**WHAT YOU ARE ASKED TO DO:** Quote the listing below in its entirety.

-- MATERIAL SHOWN start --

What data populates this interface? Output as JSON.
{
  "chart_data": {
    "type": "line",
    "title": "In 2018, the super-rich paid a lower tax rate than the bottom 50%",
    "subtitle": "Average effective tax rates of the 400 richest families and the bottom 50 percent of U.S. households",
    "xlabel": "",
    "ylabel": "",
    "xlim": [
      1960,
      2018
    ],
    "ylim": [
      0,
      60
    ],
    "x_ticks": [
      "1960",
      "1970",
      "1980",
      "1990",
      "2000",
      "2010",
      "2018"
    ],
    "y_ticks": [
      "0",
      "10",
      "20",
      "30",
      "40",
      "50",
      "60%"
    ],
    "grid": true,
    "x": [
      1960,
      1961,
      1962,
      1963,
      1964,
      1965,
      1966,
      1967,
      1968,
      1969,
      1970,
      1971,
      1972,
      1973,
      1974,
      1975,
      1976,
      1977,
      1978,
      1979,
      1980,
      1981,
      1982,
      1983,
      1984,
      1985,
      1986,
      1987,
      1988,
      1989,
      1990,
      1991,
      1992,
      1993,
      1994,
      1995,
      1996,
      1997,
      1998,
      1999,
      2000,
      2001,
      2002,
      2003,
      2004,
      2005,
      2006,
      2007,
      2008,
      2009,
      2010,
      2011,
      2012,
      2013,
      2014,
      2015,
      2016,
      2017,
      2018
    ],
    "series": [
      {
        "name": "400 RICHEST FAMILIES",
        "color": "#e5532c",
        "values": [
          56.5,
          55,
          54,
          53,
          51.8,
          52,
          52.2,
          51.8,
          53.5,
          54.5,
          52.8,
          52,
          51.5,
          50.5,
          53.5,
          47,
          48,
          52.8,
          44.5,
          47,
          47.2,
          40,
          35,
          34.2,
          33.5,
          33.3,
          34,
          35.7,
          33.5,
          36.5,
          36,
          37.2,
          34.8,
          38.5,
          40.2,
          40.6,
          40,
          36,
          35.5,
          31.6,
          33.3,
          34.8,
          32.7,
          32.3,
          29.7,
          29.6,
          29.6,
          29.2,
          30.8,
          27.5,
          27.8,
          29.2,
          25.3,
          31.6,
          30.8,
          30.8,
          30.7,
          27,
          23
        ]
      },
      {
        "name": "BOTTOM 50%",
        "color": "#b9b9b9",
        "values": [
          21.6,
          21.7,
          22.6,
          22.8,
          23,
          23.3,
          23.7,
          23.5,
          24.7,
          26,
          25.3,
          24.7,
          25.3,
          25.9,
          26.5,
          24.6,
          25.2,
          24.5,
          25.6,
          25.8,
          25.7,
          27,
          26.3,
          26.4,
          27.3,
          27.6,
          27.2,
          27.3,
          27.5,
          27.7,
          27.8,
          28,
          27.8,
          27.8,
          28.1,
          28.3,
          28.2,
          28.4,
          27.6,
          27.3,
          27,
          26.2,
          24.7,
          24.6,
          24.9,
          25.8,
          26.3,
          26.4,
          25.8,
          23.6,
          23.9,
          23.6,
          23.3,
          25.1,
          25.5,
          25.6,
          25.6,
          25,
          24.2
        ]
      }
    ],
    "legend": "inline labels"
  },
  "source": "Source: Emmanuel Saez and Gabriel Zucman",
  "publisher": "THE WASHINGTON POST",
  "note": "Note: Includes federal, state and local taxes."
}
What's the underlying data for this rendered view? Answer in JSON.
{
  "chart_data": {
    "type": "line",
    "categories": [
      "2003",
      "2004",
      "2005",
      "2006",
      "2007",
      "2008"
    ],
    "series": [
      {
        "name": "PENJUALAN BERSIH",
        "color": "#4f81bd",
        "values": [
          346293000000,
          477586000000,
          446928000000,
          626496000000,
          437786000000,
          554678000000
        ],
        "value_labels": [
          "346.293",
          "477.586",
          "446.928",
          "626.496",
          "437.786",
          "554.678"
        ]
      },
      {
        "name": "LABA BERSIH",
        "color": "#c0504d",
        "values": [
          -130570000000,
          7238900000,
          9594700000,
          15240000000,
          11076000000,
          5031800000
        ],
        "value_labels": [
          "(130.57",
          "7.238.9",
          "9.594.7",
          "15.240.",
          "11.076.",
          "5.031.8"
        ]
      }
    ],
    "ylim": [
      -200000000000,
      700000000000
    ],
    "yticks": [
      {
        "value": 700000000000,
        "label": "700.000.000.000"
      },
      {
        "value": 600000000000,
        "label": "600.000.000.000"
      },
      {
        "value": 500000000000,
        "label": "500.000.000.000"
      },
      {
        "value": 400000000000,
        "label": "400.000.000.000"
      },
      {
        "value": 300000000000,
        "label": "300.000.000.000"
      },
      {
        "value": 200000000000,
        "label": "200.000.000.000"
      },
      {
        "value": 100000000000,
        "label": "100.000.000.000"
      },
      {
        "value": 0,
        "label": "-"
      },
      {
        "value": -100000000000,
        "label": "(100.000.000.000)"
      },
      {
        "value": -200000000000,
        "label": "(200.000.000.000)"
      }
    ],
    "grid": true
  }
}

-- MATERIAL SHOWN end --

**FINISHED ANSWER:**
What data populates this interface? Output as JSON.
{
  "chart_data": {
    "type": "line",
    "title": "In 2018, the super-rich paid a lower tax rate than the bottom 50%",
    "subtitle": "Average effective tax rates of the 400 richest families and the bottom 50 percent of U.S. households",
    "xlabel": "",
    "ylabel": "",
    "xlim": [
      1960,
      2018
    ],
    "ylim": [
      0,
      60
    ],
    "x_ticks": [
      "1960",
      "1970",
      "1980",
      "1990",
      "2000",
      "2010",
      "2018"
    ],
    "y_ticks": [
      "0",
      "10",
      "20",
      "30",
      "40",
      "50",
      "60%"
    ],
    "grid": true,
    "x": [
      1960,
      1961,
      1962,
      1963,
      1964,
      1965,
      1966,
      1967,
      1968,
      1969,
      1970,
      1971,
      1972,
      1973,
      1974,
      1975,
      1976,
      1977,
      1978,
      1979,
      1980,
      1981,
      1982,
      1983,
      1984,
      1985,
      1986,
      1987,
      1988,
      1989,
      1990,
      1991,
      1992,
      1993,
      1994,
      1995,
      1996,
      1997,
      1998,
      1999,
      2000,
      2001,
      2002,
      2003,
      2004,
      2005,
      2006,
      2007,
      2008,
      2009,
      2010,
      2011,
      2012,
      2013,
      2014,
      2015,
      2016,
      2017,
      2018
    ],
    "series": [
      {
        "name": "400 RICHEST FAMILIES",
        "color": "#e5532c",
        "values": [
          56.5,
          55,
          54,
          53,
          51.8,
          52,
          52.2,
          51.8,
          53.5,
          54.5,
          52.8,
          52,
          51.5,
          50.5,
          53.5,
          47,
          48,
          52.8,
          44.5,
          47,
          47.2,
          40,
          35,
          34.2,
          33.5,
          33.3,
          34,
          35.7,
          33.5,
          36.5,
          36,
          37.2,
          34.8,
          38.5,
          40.2,
          40.6,
          40,
          36,
          35.5,
          31.6,
          33.3,
          34.8,
          32.7,
          32.3,
          29.7,
          29.6,
          29.6,
          29.2,
          30.8,
          27.5,
          27.8,
          29.2,
          25.3,
          31.6,
          30.8,
          30.8,
          30.7,
          27,
          23
        ]
      },
      {
        "name": "BOTTOM 50%",
        "color": "#b9b9b9",
        "values": [
          21.6,
          21.7,
          22.6,
          22.8,
          23,
          23.3,
          23.7,
          23.5,
          24.7,
          26,
          25.3,
          24.7,
          25.3,
          25.9,
          26.5,
          24.6,
          25.2,
          24.5,
          25.6,
          25.8,
          25.7,
          27,
          26.3,
          26.4,
          27.3,
          27.6,
          27.2,
          27.3,
          27.5,
          27.7,
          27.8,
          28,
          27.8,
          27.8,
          28.1,
          28.3,
          28.2,
          28.4,
          27.6,
          27.3,
          27,
          26.2,
          24.7,
          24.6,
          24.9,
          25.8,
          26.3,
          26.4,
          25.8,
          23.6,
          23.9,
          23.6,
          23.3,
          25.1,
          25.5,
          25.6,
          25.6,
          25,
          24.2
        ]
      }
    ],
    "legend": "inline labels"
  },
  "source": "Source: Emmanuel Saez and Gabriel Zucman",
  "publisher": "THE WASHINGTON POST",
  "note": "Note: Includes federal, state and local taxes."
}
What's the underlying data for this rendered view? Answer in JSON.
{
  "chart_data": {
    "type": "line",
    "categories": [
      "2003",
      "2004",
      "2005",
      "2006",
      "2007",
      "2008"
    ],
    "series": [
      {
        "name": "PENJUALAN BERSIH",
        "color": "#4f81bd",
        "values": [
          346293000000,
          477586000000,
          446928000000,
          626496000000,
          437786000000,
          554678000000
        ],
        "value_labels": [
          "346.293",
          "477.586",
          "446.928",
          "626.496",
          "437.786",
          "554.678"
        ]
      },
      {
        "name": "LABA BERSIH",
        "color": "#c0504d",
        "values": [
          -130570000000,
          7238900000,
          9594700000,
          15240000000,
          11076000000,
          5031800000
        ],
        "value_labels": [
          "(130.57",
          "7.238.9",
          "9.594.7",
          "15.240.",
          "11.076.",
          "5.031.8"
        ]
      }
    ],
    "ylim": [
      -200000000000,
      700000000000
    ],
    "yticks": [
      {
        "value": 700000000000,
        "label": "700.000.000.000"
      },
      {
        "value": 600000000000,
        "label": "600.000.000.000"
      },
      {
        "value": 500000000000,
        "label": "500.000.000.000"
      },
      {
        "value": 400000000000,
        "label": "400.000.000.000"
      },
      {
        "value": 300000000000,
        "label": "300.000.000.000"
      },
      {
        "value": 200000000000,
        "label": "200.000.000.000"
      },
      {
        "value": 100000000000,
        "label": "100.000.000.000"
      },
      {
        "value": 0,
        "label": "-"
      },
      {
        "value": -100000000000,
        "label": "(100.000.000.000)"
      },
      {
        "value": -200000000000,
        "label": "(200.000.000.000)"
      }
    ],
    "grid": true
  }
}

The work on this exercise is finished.